- [REQUIREMENT] All records are to be retyped faithfully and completely.

- [EXTRACTED ENTRIES]

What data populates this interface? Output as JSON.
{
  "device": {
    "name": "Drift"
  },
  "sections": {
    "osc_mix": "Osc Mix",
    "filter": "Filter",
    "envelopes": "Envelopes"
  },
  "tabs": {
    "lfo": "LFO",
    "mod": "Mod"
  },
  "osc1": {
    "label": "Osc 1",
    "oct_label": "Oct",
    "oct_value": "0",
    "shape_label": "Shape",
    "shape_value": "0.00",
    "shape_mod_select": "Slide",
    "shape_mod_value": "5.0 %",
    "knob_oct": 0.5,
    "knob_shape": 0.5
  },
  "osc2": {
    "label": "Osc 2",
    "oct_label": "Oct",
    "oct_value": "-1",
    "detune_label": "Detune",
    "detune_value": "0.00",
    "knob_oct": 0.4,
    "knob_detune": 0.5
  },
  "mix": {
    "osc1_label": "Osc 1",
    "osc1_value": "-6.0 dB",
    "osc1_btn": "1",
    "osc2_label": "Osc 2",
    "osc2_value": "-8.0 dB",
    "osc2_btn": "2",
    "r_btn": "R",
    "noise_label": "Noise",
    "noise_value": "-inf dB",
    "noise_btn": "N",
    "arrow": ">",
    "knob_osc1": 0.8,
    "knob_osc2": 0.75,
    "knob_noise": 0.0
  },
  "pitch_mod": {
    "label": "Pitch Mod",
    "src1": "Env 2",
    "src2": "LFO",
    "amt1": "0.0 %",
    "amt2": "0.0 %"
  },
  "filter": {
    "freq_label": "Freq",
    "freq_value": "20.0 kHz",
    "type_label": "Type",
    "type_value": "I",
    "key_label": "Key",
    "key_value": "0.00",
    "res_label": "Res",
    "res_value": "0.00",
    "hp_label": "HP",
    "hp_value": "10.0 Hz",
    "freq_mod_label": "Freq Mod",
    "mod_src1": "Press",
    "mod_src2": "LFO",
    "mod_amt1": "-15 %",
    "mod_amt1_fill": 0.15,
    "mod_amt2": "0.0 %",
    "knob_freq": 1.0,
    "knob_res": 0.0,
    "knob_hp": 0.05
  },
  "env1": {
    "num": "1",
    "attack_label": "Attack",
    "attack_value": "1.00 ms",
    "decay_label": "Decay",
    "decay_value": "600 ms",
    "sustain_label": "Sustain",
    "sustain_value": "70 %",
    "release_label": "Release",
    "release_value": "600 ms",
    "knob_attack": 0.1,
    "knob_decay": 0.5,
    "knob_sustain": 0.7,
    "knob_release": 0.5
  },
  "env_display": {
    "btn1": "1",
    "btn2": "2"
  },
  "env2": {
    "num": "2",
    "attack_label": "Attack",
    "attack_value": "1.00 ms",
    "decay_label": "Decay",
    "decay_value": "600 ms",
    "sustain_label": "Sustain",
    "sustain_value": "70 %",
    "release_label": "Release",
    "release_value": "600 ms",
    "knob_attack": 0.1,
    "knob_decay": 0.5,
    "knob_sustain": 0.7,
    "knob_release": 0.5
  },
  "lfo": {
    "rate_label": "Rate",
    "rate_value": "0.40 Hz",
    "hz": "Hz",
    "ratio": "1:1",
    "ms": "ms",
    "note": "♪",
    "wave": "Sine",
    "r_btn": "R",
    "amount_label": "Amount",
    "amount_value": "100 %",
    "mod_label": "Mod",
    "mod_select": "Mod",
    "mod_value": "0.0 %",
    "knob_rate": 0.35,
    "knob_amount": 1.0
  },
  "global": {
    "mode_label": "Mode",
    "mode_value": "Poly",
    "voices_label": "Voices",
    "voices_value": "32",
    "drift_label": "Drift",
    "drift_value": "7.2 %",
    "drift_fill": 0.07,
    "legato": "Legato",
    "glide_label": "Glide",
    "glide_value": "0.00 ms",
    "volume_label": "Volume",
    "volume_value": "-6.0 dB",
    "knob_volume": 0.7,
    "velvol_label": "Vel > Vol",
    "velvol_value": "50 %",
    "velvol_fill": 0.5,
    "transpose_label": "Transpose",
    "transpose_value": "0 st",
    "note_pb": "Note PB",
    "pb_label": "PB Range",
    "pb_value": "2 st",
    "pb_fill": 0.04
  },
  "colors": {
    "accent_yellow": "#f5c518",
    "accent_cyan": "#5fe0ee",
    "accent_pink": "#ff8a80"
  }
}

- [ANSWER IN FULL]
What data populates this interface? Output as JSON.
{
  "device": {
    "name": "Drift"
  },
  "sections": {
    "osc_mix": "Osc Mix",
    "filter": "Filter",
    "envelopes": "Envelopes"
  },
  "tabs": {
    "lfo": "LFO",
    "mod": "Mod"
  },
  "osc1": {
    "label": "Osc 1",
    "oct_label": "Oct",
    "oct_value": "0",
    "shape_label": "Shape",
    "shape_value": "0.00",
    "shape_mod_select": "Slide",
    "shape_mod_value": "5.0 %",
    "knob_oct": 0.5,
    "knob_shape": 0.5
  },
  "osc2": {
    "label": "Osc 2",
    "oct_label": "Oct",
    "oct_value": "-1",
    "detune_label": "Detune",
    "detune_value": "0.00",
    "knob_oct": 0.4,
    "knob_detune": 0.5
  },
  "mix": {
    "osc1_label": "Osc 1",
    "osc1_value": "-6.0 dB",
    "osc1_btn": "1",
    "osc2_label": "Osc 2",
    "osc2_value": "-8.0 dB",
    "osc2_btn": "2",
    "r_btn": "R",
    "noise_label": "Noise",
    "noise_value": "-inf dB",
    "noise_btn": "N",
    "arrow": ">",
    "knob_osc1": 0.8,
    "knob_osc2": 0.75,
    "knob_noise": 0.0
  },
  "pitch_mod": {
    "label": "Pitch Mod",
    "src1": "Env 2",
    "src2": "LFO",
    "amt1": "0.0 %",
    "amt2": "0.0 %"
  },
  "filter": {
    "freq_label": "Freq",
    "freq_value": "20.0 kHz",
    "type_label": "Type",
    "type_value": "I",
    "key_label": "Key",
    "key_value": "0.00",
    "res_label": "Res",
    "res_value": "0.00",
    "hp_label": "HP",
    "hp_value": "10.0 Hz",
    "freq_mod_label": "Freq Mod",
    "mod_src1": "Press",
    "mod_src2": "LFO",
    "mod_amt1": "-15 %",
    "mod_amt1_fill": 0.15,
    "mod_amt2": "0.0 %",
    "knob_freq": 1.0,
    "knob_res": 0.0,
    "knob_hp": 0.05
  },
  "env1": {
    "num": "1",
    "attack_label": "Attack",
    "attack_value": "1.00 ms",
    "decay_label": "Decay",
    "decay_value": "600 ms",
    "sustain_label": "Sustain",
    "sustain_value": "70 %",
    "release_label": "Release",
    "release_value": "600 ms",
    "knob_attack": 0.1,
    "knob_decay": 0.5,
    "knob_sustain": 0.7,
    "knob_release": 0.5
  },
  "env_display": {
    "btn1": "1",
    "btn2": "2"
  },
  "env2": {
    "num": "2",
    "attack_label": "Attack",
    "attack_value": "1.00 ms",
    "decay_label": "Decay",
    "decay_value": "600 ms",
    "sustain_label": "Sustain",
    "sustain_value": "70 %",
    "release_label": "Release",
    "release_value": "600 ms",
    "knob_attack": 0.1,
    "knob_decay": 0.5,
    "knob_sustain": 0.7,
    "knob_release": 0.5
  },
  "lfo": {
    "rate_label": "Rate",
    "rate_value": "0.40 Hz",
    "hz": "Hz",
    "ratio": "1:1",
    "ms": "ms",
    "note": "♪",
    "wave": "Sine",
    "r_btn": "R",
    "amount_label": "Amount",
    "amount_value": "100 %",
    "mod_label": "Mod",
    "mod_select": "Mod",
    "mod_value": "0.0 %",
    "knob_rate": 0.35,
    "knob_amount": 1.0
  },
  "global": {
    "mode_label": "Mode",
    "mode_value": "Poly",
    "voices_label": "Voices",
    "voices_value": "32",
    "drift_label": "Drift",
    "drift_value": "7.2 %",
    "drift_fill": 0.07,
    "legato": "Legato",
    "glide_label": "Glide",
    "glide_value": "0.00 ms",
    "volume_label": "Volume",
    "volume_value": "-6.0 dB",
    "knob_volume": 0.7,
    "velvol_label": "Vel > Vol",
    "velvol_value": "50 %",
    "velvol_fill": 0.5,
    "transpose_label": "Transpose",
    "transpose_value": "0 st",
    "note_pb": "Note PB",
    "pb_label": "PB Range",
    "pb_value": "2 st",
    "pb_fill": 0.04
  },
  "colors": {
    "accent_yellow": "#f5c518",
    "accent_cyan": "#5fe0ee",
    "accent_pink": "#ff8a80"
  }
}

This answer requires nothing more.